_Your goal_:
Select every line below containing the word "autofill".

_Information given_:

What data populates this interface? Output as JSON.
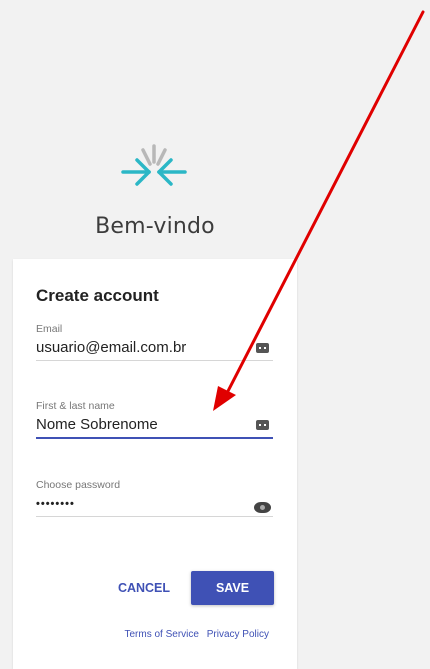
{
  "brand": {
    "logo_icon": "asterisk-arrows-logo-icon",
    "logo_colors": [
      "#b8b8b8",
      "#2bb7c6"
    ]
  },
  "welcome_text": "Bem-vindo",
  "form": {
    "title": "Create account",
    "fields": [
      {
        "label": "Email",
        "value": "usuario@email.com.br",
        "icon": "autofill-key-icon"
      },
      {
        "label": "First & last name",
        "value": "Nome Sobrenome",
        "icon": "autofill-key-icon",
        "focused": true
      },
      {
        "label": "Choose password",
        "value": "••••••••",
        "icon": "show-password-eye-icon"
      }
    ],
    "cancel_label": "CANCEL",
    "save_label": "SAVE"
  },
  "footer": {
    "terms_label": "Terms of Service",
    "privacy_label": "Privacy Policy"
  },
  "annotation": {
    "type": "arrow",
    "color": "#e00000"
  },
  "colors": {
    "accent": "#3f51b5",
    "background": "#f2f2f2",
    "card": "#ffffff"
  }
}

_Solution to this task_:
        "icon": "autofill-key-icon"
        "icon": "autofill-key-icon",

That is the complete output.